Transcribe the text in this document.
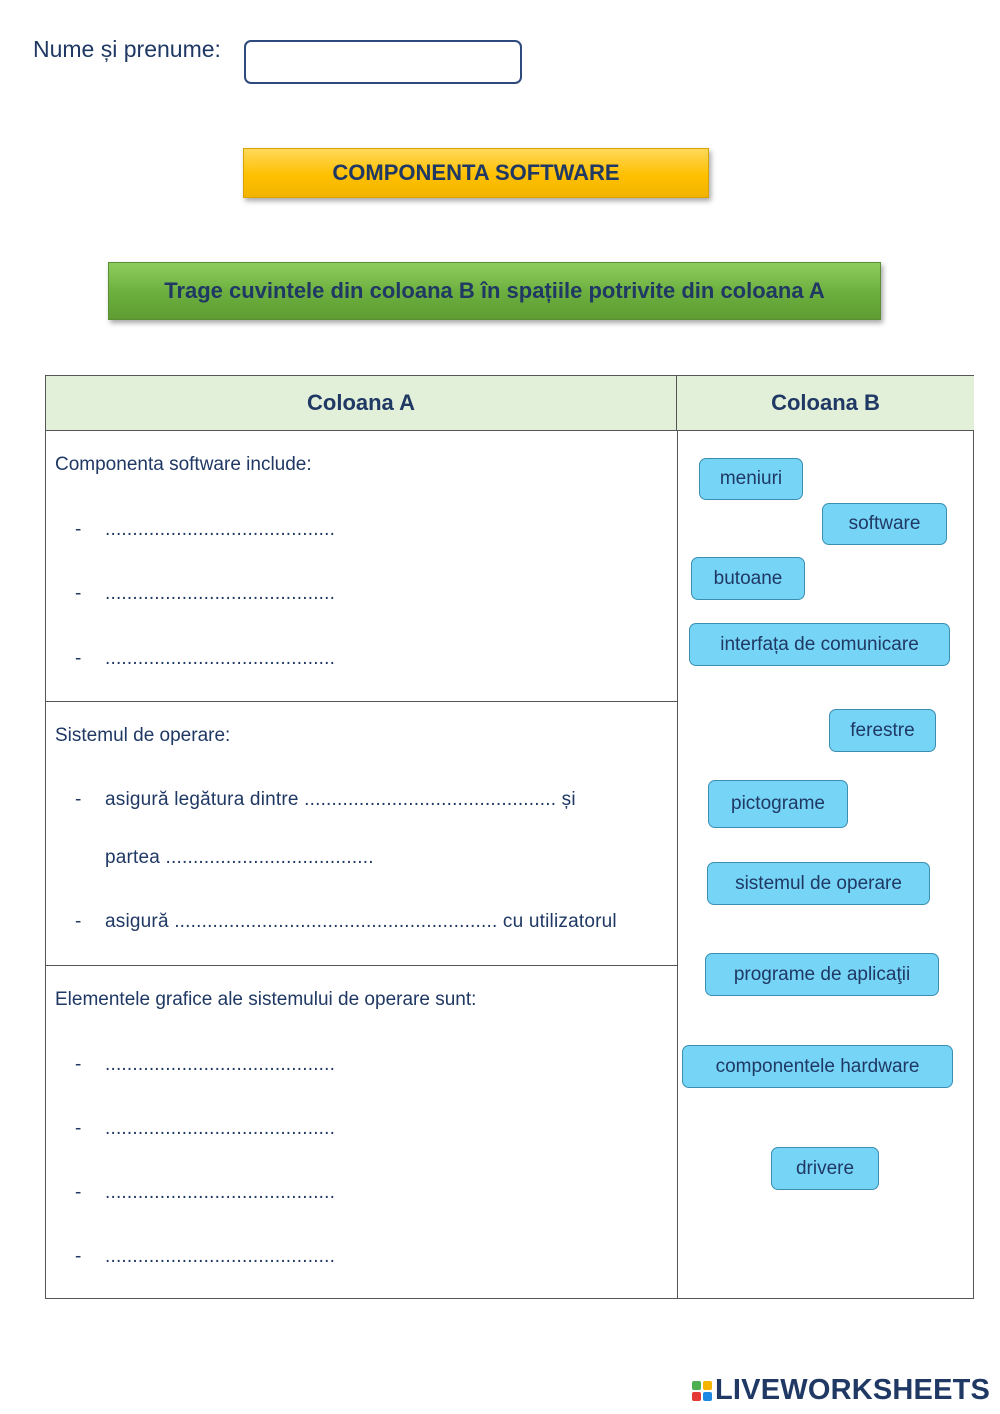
Nume și prenume:
COMPONENTA SOFTWARE
Trage cuvintele din coloana B în spațiile potrivite din coloana A
Coloana A	Coloana B
Componenta software include:
- ..........................................
- ..........................................
- ..........................................
Sistemul de operare:
- asigură legătura dintre .............................................. și
partea ......................................
- asigură ........................................................... cu utilizatorul
Elementele grafice ale sistemului de operare sunt:
- ..........................................
- ..........................................
- ..........................................
- ..........................................
meniuri
software
butoane
interfața de comunicare
ferestre
pictograme
sistemul de operare
programe de aplicaţii
componentele hardware
drivere
LIVEWORKSHEETS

### PROBLEM STATEMENT
Restate the whole of the material word for word without the pictures.

### RESPONSE
Transcribe the text in this document.
Nume și prenume:
COMPONENTA SOFTWARE
Trage cuvintele din coloana B în spațiile potrivite din coloana A
Coloana A	Coloana B
Componenta software include:
- ..........................................
- ..........................................
- ..........................................
Sistemul de operare:
- asigură legătura dintre .............................................. și
partea ......................................
- asigură ........................................................... cu utilizatorul
Elementele grafice ale sistemului de operare sunt:
- ..........................................
- ..........................................
- ..........................................
- ..........................................
meniuri
software
butoane
interfața de comunicare
ferestre
pictograme
sistemul de operare
programe de aplicaţii
componentele hardware
drivere
LIVEWORKSHEETS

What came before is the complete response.